- **Task objective**
Below are records to transcribe in full and unchanged; omit every picture.

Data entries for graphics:
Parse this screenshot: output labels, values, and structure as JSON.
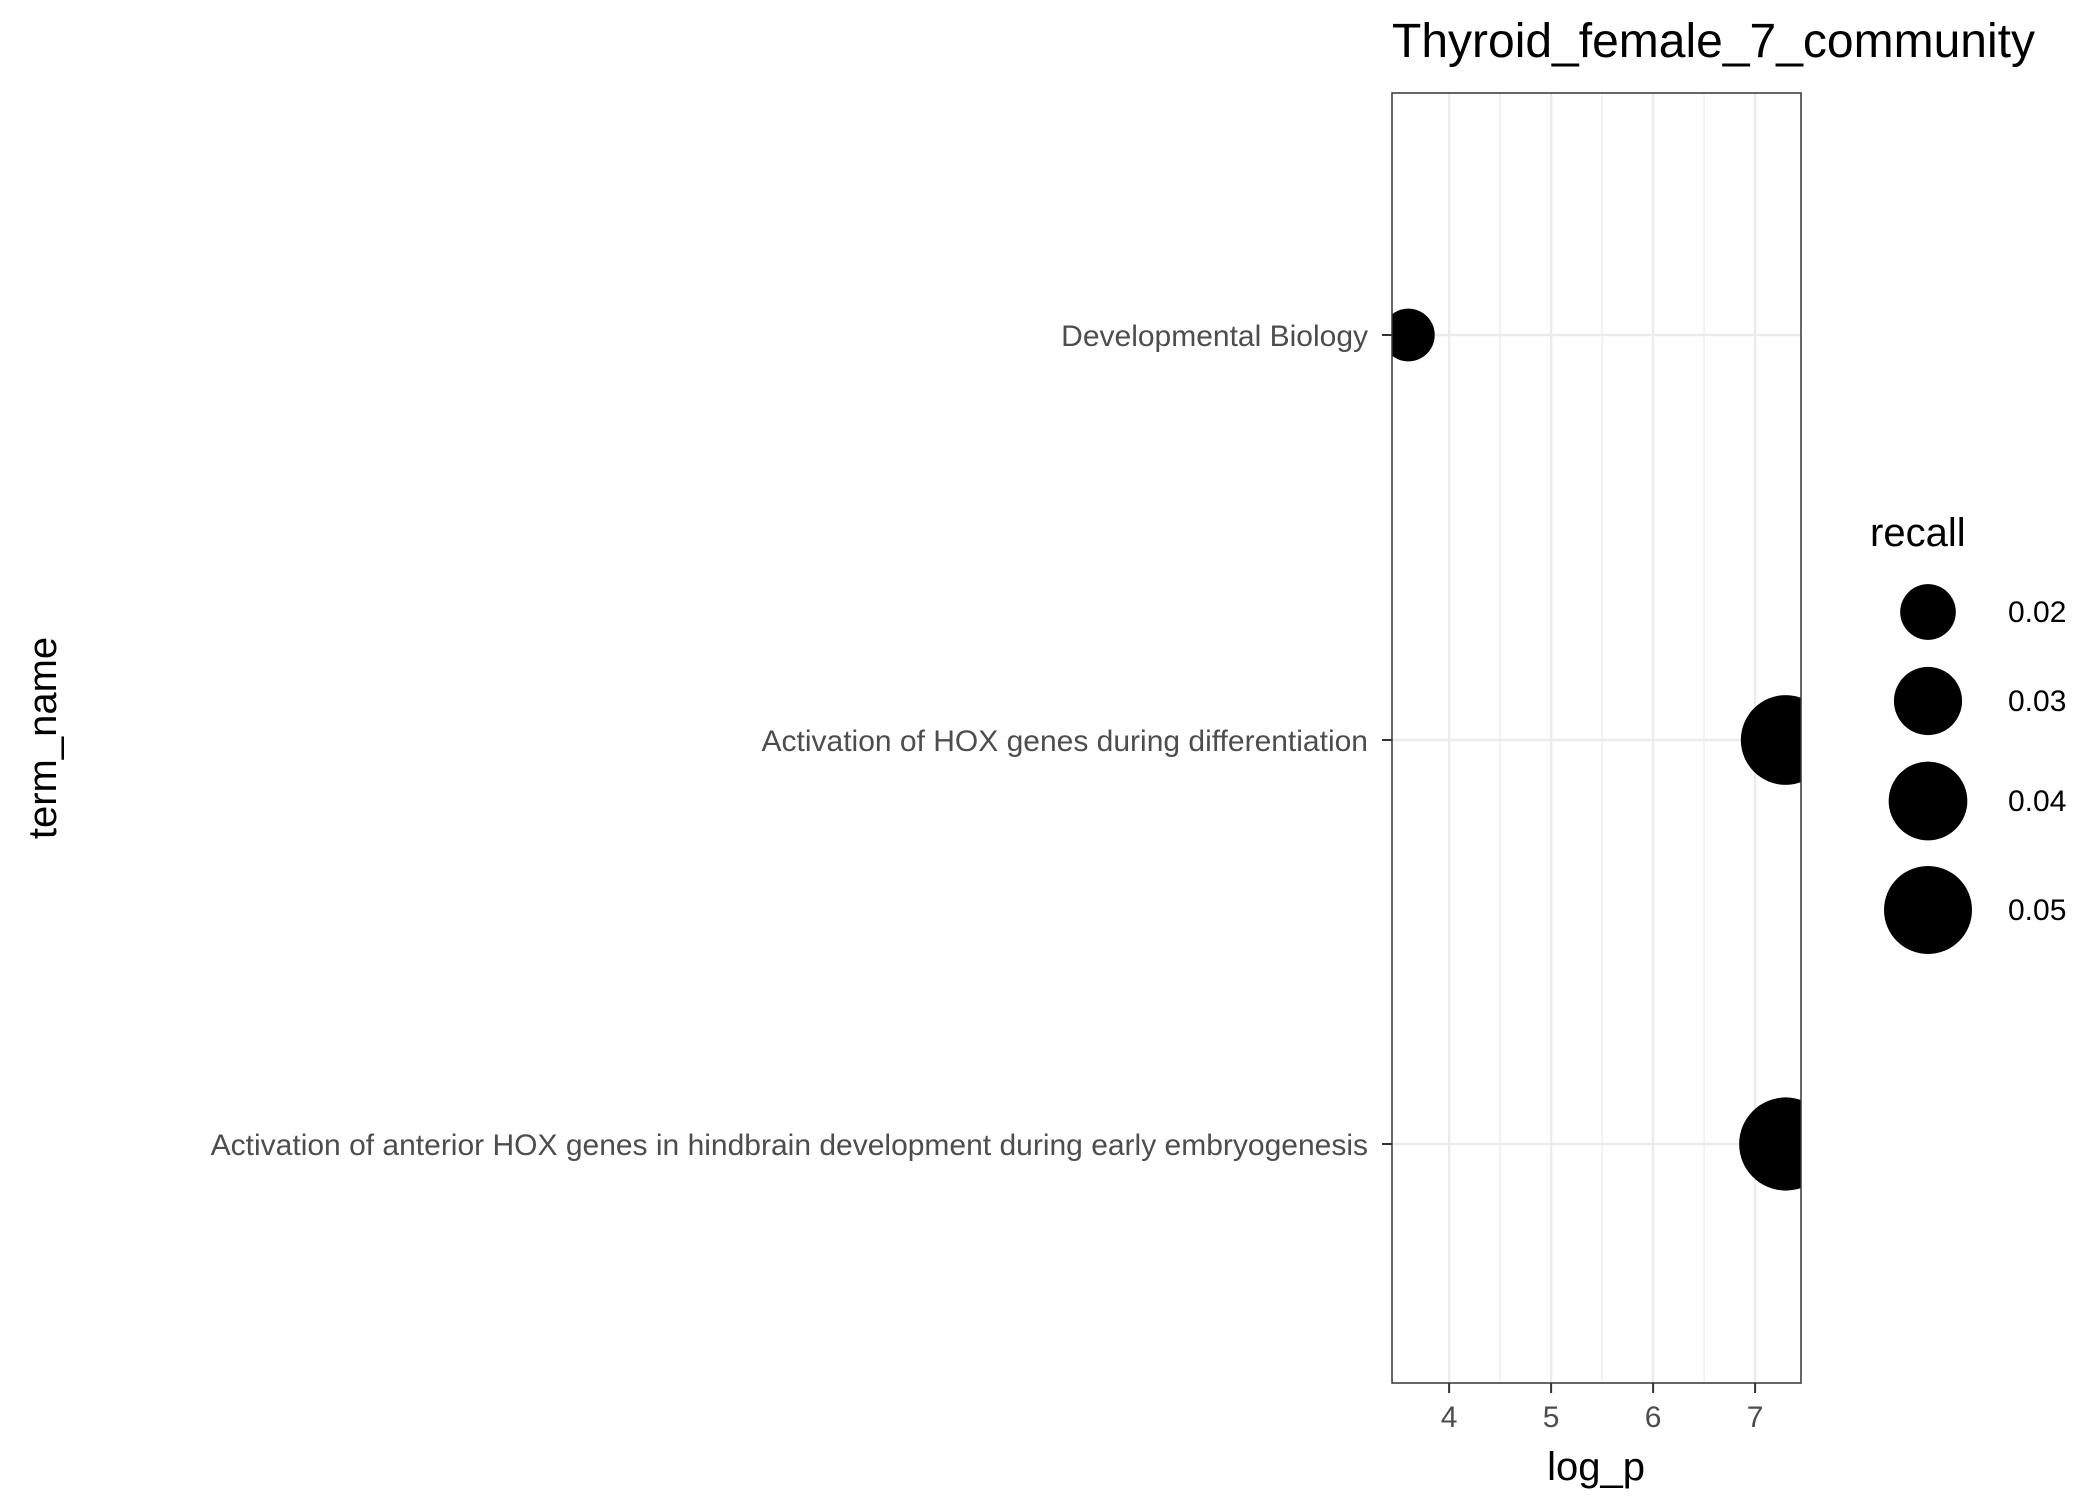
{
  "chart_data": {
    "type": "scatter",
    "title": "Thyroid_female_7_community",
    "xlabel": "log_p",
    "ylabel": "term_name",
    "xlim": [
      3.44,
      7.45
    ],
    "x_ticks": [
      "4",
      "5",
      "6",
      "7"
    ],
    "grid": true,
    "categories": [
      "Developmental Biology",
      "Activation of HOX genes during differentiation",
      "Activation of anterior HOX genes in hindbrain development during early embryogenesis"
    ],
    "points": [
      {
        "term": "Developmental Biology",
        "x": 3.6,
        "size": 0.018
      },
      {
        "term": "Activation of HOX genes during differentiation",
        "x": 7.3,
        "size": 0.052
      },
      {
        "term": "Activation of anterior HOX genes in hindbrain development during early embryogenesis",
        "x": 7.3,
        "size": 0.056
      }
    ],
    "legend": {
      "title": "recall",
      "position": "right",
      "entries": [
        {
          "label": "0.02",
          "value": 0.02
        },
        {
          "label": "0.03",
          "value": 0.03
        },
        {
          "label": "0.04",
          "value": 0.04
        },
        {
          "label": "0.05",
          "value": 0.05
        }
      ]
    }
  }
}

- **Exercise result**
Parse this screenshot: output labels, values, and structure as JSON.
{
  "chart_data": {
    "type": "scatter",
    "title": "Thyroid_female_7_community",
    "xlabel": "log_p",
    "ylabel": "term_name",
    "xlim": [
      3.44,
      7.45
    ],
    "x_ticks": [
      "4",
      "5",
      "6",
      "7"
    ],
    "grid": true,
    "categories": [
      "Developmental Biology",
      "Activation of HOX genes during differentiation",
      "Activation of anterior HOX genes in hindbrain development during early embryogenesis"
    ],
    "points": [
      {
        "term": "Developmental Biology",
        "x": 3.6,
        "size": 0.018
      },
      {
        "term": "Activation of HOX genes during differentiation",
        "x": 7.3,
        "size": 0.052
      },
      {
        "term": "Activation of anterior HOX genes in hindbrain development during early embryogenesis",
        "x": 7.3,
        "size": 0.056
      }
    ],
    "legend": {
      "title": "recall",
      "position": "right",
      "entries": [
        {
          "label": "0.02",
          "value": 0.02
        },
        {
          "label": "0.03",
          "value": 0.03
        },
        {
          "label": "0.04",
          "value": 0.04
        },
        {
          "label": "0.05",
          "value": 0.05
        }
      ]
    }
  }
}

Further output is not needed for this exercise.